## What to do
In your copy of the data, omit the pictures and keep all else exactly as given.

------------------------

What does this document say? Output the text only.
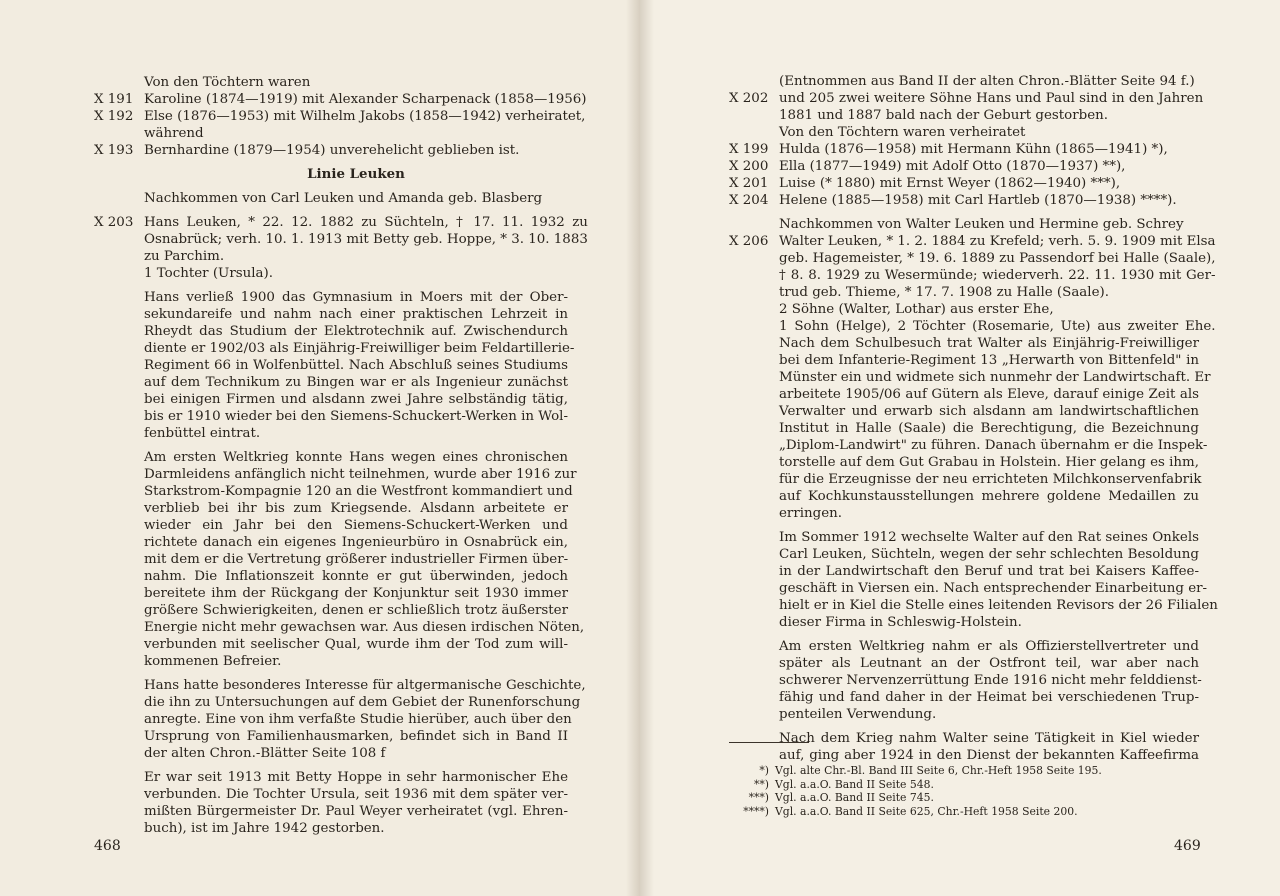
Von den Töchtern waren
X 191 Karoline (1874—1919) mit Alexander Scharpenack (1858—1956)
X 192 Else (1876—1953) mit Wilhelm Jakobs (1858—1942) verheiratet,
während
X 193 Bernhardine (1879—1954) unverehelicht geblieben ist.
Linie Leuken
Nachkommen von Carl Leuken und Amanda geb. Blasberg
X 203 Hans Leuken, * 22. 12. 1882 zu Süchteln, † 17. 11. 1932 zu
Osnabrück; verh. 10. 1. 1913 mit Betty geb. Hoppe, * 3. 10. 1883
zu Parchim.
1 Tochter (Ursula).
Hans verließ 1900 das Gymnasium in Moers mit der Ober-
sekundareife und nahm nach einer praktischen Lehrzeit in
Rheydt das Studium der Elektrotechnik auf. Zwischendurch
diente er 1902/03 als Einjährig-Freiwilliger beim Feldartillerie-
Regiment 66 in Wolfenbüttel. Nach Abschluß seines Studiums
auf dem Technikum zu Bingen war er als Ingenieur zunächst
bei einigen Firmen und alsdann zwei Jahre selbständig tätig,
bis er 1910 wieder bei den Siemens-Schuckert-Werken in Wol-
fenbüttel eintrat.
Am ersten Weltkrieg konnte Hans wegen eines chronischen
Darmleidens anfänglich nicht teilnehmen, wurde aber 1916 zur
Starkstrom-Kompagnie 120 an die Westfront kommandiert und
verblieb bei ihr bis zum Kriegsende. Alsdann arbeitete er
wieder ein Jahr bei den Siemens-Schuckert-Werken und
richtete danach ein eigenes Ingenieurbüro in Osnabrück ein,
mit dem er die Vertretung größerer industrieller Firmen über-
nahm. Die Inflationszeit konnte er gut überwinden, jedoch
bereitete ihm der Rückgang der Konjunktur seit 1930 immer
größere Schwierigkeiten, denen er schließlich trotz äußerster
Energie nicht mehr gewachsen war. Aus diesen irdischen Nöten,
verbunden mit seelischer Qual, wurde ihm der Tod zum will-
kommenen Befreier.
Hans hatte besonderes Interesse für altgermanische Geschichte,
die ihn zu Untersuchungen auf dem Gebiet der Runenforschung
anregte. Eine von ihm verfaßte Studie hierüber, auch über den
Ursprung von Familienhausmarken, befindet sich in Band II
der alten Chron.-Blätter Seite 108 f
Er war seit 1913 mit Betty Hoppe in sehr harmonischer Ehe
verbunden. Die Tochter Ursula, seit 1936 mit dem später ver-
mißten Bürgermeister Dr. Paul Weyer verheiratet (vgl. Ehren-
buch), ist im Jahre 1942 gestorben.
468
(Entnommen aus Band II der alten Chron.-Blätter Seite 94 f.)
X 202 und 205 zwei weitere Söhne Hans und Paul sind in den Jahren
1881 und 1887 bald nach der Geburt gestorben.
Von den Töchtern waren verheiratet
X 199 Hulda (1876—1958) mit Hermann Kühn (1865—1941) *),
X 200 Ella (1877—1949) mit Adolf Otto (1870—1937) **),
X 201 Luise (* 1880) mit Ernst Weyer (1862—1940) ***),
X 204 Helene (1885—1958) mit Carl Hartleb (1870—1938) ****).
Nachkommen von Walter Leuken und Hermine geb. Schrey
X 206 Walter Leuken, * 1. 2. 1884 zu Krefeld; verh. 5. 9. 1909 mit Elsa
geb. Hagemeister, * 19. 6. 1889 zu Passendorf bei Halle (Saale),
† 8. 8. 1929 zu Wesermünde; wiederverh. 22. 11. 1930 mit Ger-
trud geb. Thieme, * 17. 7. 1908 zu Halle (Saale).
2 Söhne (Walter, Lothar) aus erster Ehe,
1 Sohn (Helge), 2 Töchter (Rosemarie, Ute) aus zweiter Ehe.
Nach dem Schulbesuch trat Walter als Einjährig-Freiwilliger
bei dem Infanterie-Regiment 13 „Herwarth von Bittenfeld" in
Münster ein und widmete sich nunmehr der Landwirtschaft. Er
arbeitete 1905/06 auf Gütern als Eleve, darauf einige Zeit als
Verwalter und erwarb sich alsdann am landwirtschaftlichen
Institut in Halle (Saale) die Berechtigung, die Bezeichnung
„Diplom-Landwirt" zu führen. Danach übernahm er die Inspek-
torstelle auf dem Gut Grabau in Holstein. Hier gelang es ihm,
für die Erzeugnisse der neu errichteten Milchkonservenfabrik
auf Kochkunstausstellungen mehrere goldene Medaillen zu
erringen.
Im Sommer 1912 wechselte Walter auf den Rat seines Onkels
Carl Leuken, Süchteln, wegen der sehr schlechten Besoldung
in der Landwirtschaft den Beruf und trat bei Kaisers Kaffee-
geschäft in Viersen ein. Nach entsprechender Einarbeitung er-
hielt er in Kiel die Stelle eines leitenden Revisors der 26 Filialen
dieser Firma in Schleswig-Holstein.
Am ersten Weltkrieg nahm er als Offizierstellvertreter und
später als Leutnant an der Ostfront teil, war aber nach
schwerer Nervenzerrüttung Ende 1916 nicht mehr felddienst-
fähig und fand daher in der Heimat bei verschiedenen Trup-
penteilen Verwendung.
Nach dem Krieg nahm Walter seine Tätigkeit in Kiel wieder
auf, ging aber 1924 in den Dienst der bekannten Kaffeefirma
*) Vgl. alte Chr.-Bl. Band III Seite 6, Chr.-Heft 1958 Seite 195.
**) Vgl. a.a.O. Band II Seite 548.
***) Vgl. a.a.O. Band II Seite 745.
****) Vgl. a.a.O. Band II Seite 625, Chr.-Heft 1958 Seite 200.
469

------------------------

## Written solution
What does this document say? Output the text only.
Von den Töchtern waren
X 191 Karoline (1874—1919) mit Alexander Scharpenack (1858—1956)
X 192 Else (1876—1953) mit Wilhelm Jakobs (1858—1942) verheiratet,
während
X 193 Bernhardine (1879—1954) unverehelicht geblieben ist.
Linie Leuken
Nachkommen von Carl Leuken und Amanda geb. Blasberg
X 203 Hans Leuken, * 22. 12. 1882 zu Süchteln, † 17. 11. 1932 zu
Osnabrück; verh. 10. 1. 1913 mit Betty geb. Hoppe, * 3. 10. 1883
zu Parchim.
1 Tochter (Ursula).
Hans verließ 1900 das Gymnasium in Moers mit der Ober-
sekundareife und nahm nach einer praktischen Lehrzeit in
Rheydt das Studium der Elektrotechnik auf. Zwischendurch
diente er 1902/03 als Einjährig-Freiwilliger beim Feldartillerie-
Regiment 66 in Wolfenbüttel. Nach Abschluß seines Studiums
auf dem Technikum zu Bingen war er als Ingenieur zunächst
bei einigen Firmen und alsdann zwei Jahre selbständig tätig,
bis er 1910 wieder bei den Siemens-Schuckert-Werken in Wol-
fenbüttel eintrat.
Am ersten Weltkrieg konnte Hans wegen eines chronischen
Darmleidens anfänglich nicht teilnehmen, wurde aber 1916 zur
Starkstrom-Kompagnie 120 an die Westfront kommandiert und
verblieb bei ihr bis zum Kriegsende. Alsdann arbeitete er
wieder ein Jahr bei den Siemens-Schuckert-Werken und
richtete danach ein eigenes Ingenieurbüro in Osnabrück ein,
mit dem er die Vertretung größerer industrieller Firmen über-
nahm. Die Inflationszeit konnte er gut überwinden, jedoch
bereitete ihm der Rückgang der Konjunktur seit 1930 immer
größere Schwierigkeiten, denen er schließlich trotz äußerster
Energie nicht mehr gewachsen war. Aus diesen irdischen Nöten,
verbunden mit seelischer Qual, wurde ihm der Tod zum will-
kommenen Befreier.
Hans hatte besonderes Interesse für altgermanische Geschichte,
die ihn zu Untersuchungen auf dem Gebiet der Runenforschung
anregte. Eine von ihm verfaßte Studie hierüber, auch über den
Ursprung von Familienhausmarken, befindet sich in Band II
der alten Chron.-Blätter Seite 108 f
Er war seit 1913 mit Betty Hoppe in sehr harmonischer Ehe
verbunden. Die Tochter Ursula, seit 1936 mit dem später ver-
mißten Bürgermeister Dr. Paul Weyer verheiratet (vgl. Ehren-
buch), ist im Jahre 1942 gestorben.
468
(Entnommen aus Band II der alten Chron.-Blätter Seite 94 f.)
X 202 und 205 zwei weitere Söhne Hans und Paul sind in den Jahren
1881 und 1887 bald nach der Geburt gestorben.
Von den Töchtern waren verheiratet
X 199 Hulda (1876—1958) mit Hermann Kühn (1865—1941) *),
X 200 Ella (1877—1949) mit Adolf Otto (1870—1937) **),
X 201 Luise (* 1880) mit Ernst Weyer (1862—1940) ***),
X 204 Helene (1885—1958) mit Carl Hartleb (1870—1938) ****).
Nachkommen von Walter Leuken und Hermine geb. Schrey
X 206 Walter Leuken, * 1. 2. 1884 zu Krefeld; verh. 5. 9. 1909 mit Elsa
geb. Hagemeister, * 19. 6. 1889 zu Passendorf bei Halle (Saale),
† 8. 8. 1929 zu Wesermünde; wiederverh. 22. 11. 1930 mit Ger-
trud geb. Thieme, * 17. 7. 1908 zu Halle (Saale).
2 Söhne (Walter, Lothar) aus erster Ehe,
1 Sohn (Helge), 2 Töchter (Rosemarie, Ute) aus zweiter Ehe.
Nach dem Schulbesuch trat Walter als Einjährig-Freiwilliger
bei dem Infanterie-Regiment 13 „Herwarth von Bittenfeld" in
Münster ein und widmete sich nunmehr der Landwirtschaft. Er
arbeitete 1905/06 auf Gütern als Eleve, darauf einige Zeit als
Verwalter und erwarb sich alsdann am landwirtschaftlichen
Institut in Halle (Saale) die Berechtigung, die Bezeichnung
„Diplom-Landwirt" zu führen. Danach übernahm er die Inspek-
torstelle auf dem Gut Grabau in Holstein. Hier gelang es ihm,
für die Erzeugnisse der neu errichteten Milchkonservenfabrik
auf Kochkunstausstellungen mehrere goldene Medaillen zu
erringen.
Im Sommer 1912 wechselte Walter auf den Rat seines Onkels
Carl Leuken, Süchteln, wegen der sehr schlechten Besoldung
in der Landwirtschaft den Beruf und trat bei Kaisers Kaffee-
geschäft in Viersen ein. Nach entsprechender Einarbeitung er-
hielt er in Kiel die Stelle eines leitenden Revisors der 26 Filialen
dieser Firma in Schleswig-Holstein.
Am ersten Weltkrieg nahm er als Offizierstellvertreter und
später als Leutnant an der Ostfront teil, war aber nach
schwerer Nervenzerrüttung Ende 1916 nicht mehr felddienst-
fähig und fand daher in der Heimat bei verschiedenen Trup-
penteilen Verwendung.
Nach dem Krieg nahm Walter seine Tätigkeit in Kiel wieder
auf, ging aber 1924 in den Dienst der bekannten Kaffeefirma
*) Vgl. alte Chr.-Bl. Band III Seite 6, Chr.-Heft 1958 Seite 195.
**) Vgl. a.a.O. Band II Seite 548.
***) Vgl. a.a.O. Band II Seite 745.
****) Vgl. a.a.O. Band II Seite 625, Chr.-Heft 1958 Seite 200.
469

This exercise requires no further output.